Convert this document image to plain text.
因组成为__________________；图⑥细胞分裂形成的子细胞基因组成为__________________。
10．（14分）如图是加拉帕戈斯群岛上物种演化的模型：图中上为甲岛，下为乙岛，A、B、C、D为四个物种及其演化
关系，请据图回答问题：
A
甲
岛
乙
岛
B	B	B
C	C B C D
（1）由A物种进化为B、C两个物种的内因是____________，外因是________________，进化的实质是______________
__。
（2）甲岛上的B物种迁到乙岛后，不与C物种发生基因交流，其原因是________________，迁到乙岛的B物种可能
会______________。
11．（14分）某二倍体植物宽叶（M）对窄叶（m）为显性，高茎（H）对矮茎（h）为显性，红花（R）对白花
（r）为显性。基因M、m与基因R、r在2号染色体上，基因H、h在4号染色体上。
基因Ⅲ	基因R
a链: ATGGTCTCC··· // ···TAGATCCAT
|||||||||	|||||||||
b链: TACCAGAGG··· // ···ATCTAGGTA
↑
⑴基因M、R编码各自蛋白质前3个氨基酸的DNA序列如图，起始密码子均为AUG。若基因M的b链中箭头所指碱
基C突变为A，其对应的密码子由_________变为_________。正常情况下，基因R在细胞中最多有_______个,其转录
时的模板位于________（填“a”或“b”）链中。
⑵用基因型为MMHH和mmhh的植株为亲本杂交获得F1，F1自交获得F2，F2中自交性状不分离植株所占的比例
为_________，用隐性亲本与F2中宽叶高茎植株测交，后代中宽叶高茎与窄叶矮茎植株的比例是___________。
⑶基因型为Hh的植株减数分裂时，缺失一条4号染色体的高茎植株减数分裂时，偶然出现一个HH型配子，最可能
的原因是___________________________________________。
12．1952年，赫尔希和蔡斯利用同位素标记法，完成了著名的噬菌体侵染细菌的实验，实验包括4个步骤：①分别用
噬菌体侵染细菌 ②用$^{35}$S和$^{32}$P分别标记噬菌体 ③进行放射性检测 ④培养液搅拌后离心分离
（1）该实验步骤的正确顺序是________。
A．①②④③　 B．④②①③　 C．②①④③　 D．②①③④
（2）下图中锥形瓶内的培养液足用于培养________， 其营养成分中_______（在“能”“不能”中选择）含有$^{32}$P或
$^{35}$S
- - - - - - -
> _Written problem_
Write out the records shown above, exactly as they appear.

> _Correct answer_
Convert this document image to plain text.
因组成为__________________；图⑥细胞分裂形成的子细胞基因组成为__________________。
10．（14分）如图是加拉帕戈斯群岛上物种演化的模型：图中上为甲岛，下为乙岛，A、B、C、D为四个物种及其演化
关系，请据图回答问题：
A
甲
岛
乙
岛
B	B	B
C	C B C D
（1）由A物种进化为B、C两个物种的内因是____________，外因是________________，进化的实质是______________
__。
（2）甲岛上的B物种迁到乙岛后，不与C物种发生基因交流，其原因是________________，迁到乙岛的B物种可能
会______________。
11．（14分）某二倍体植物宽叶（M）对窄叶（m）为显性，高茎（H）对矮茎（h）为显性，红花（R）对白花
（r）为显性。基因M、m与基因R、r在2号染色体上，基因H、h在4号染色体上。
基因Ⅲ	基因R
a链: ATGGTCTCC··· // ···TAGATCCAT
|||||||||	|||||||||
b链: TACCAGAGG··· // ···ATCTAGGTA
↑
⑴基因M、R编码各自蛋白质前3个氨基酸的DNA序列如图，起始密码子均为AUG。若基因M的b链中箭头所指碱
基C突变为A，其对应的密码子由_________变为_________。正常情况下，基因R在细胞中最多有_______个,其转录
时的模板位于________（填“a”或“b”）链中。
⑵用基因型为MMHH和mmhh的植株为亲本杂交获得F1，F1自交获得F2，F2中自交性状不分离植株所占的比例
为_________，用隐性亲本与F2中宽叶高茎植株测交，后代中宽叶高茎与窄叶矮茎植株的比例是___________。
⑶基因型为Hh的植株减数分裂时，缺失一条4号染色体的高茎植株减数分裂时，偶然出现一个HH型配子，最可能
的原因是___________________________________________。
12．1952年，赫尔希和蔡斯利用同位素标记法，完成了著名的噬菌体侵染细菌的实验，实验包括4个步骤：①分别用
噬菌体侵染细菌 ②用$^{35}$S和$^{32}$P分别标记噬菌体 ③进行放射性检测 ④培养液搅拌后离心分离
（1）该实验步骤的正确顺序是________。
A．①②④③　 B．④②①③　 C．②①④③　 D．②①③④
（2）下图中锥形瓶内的培养液足用于培养________， 其营养成分中_______（在“能”“不能”中选择）含有$^{32}$P或
$^{35}$S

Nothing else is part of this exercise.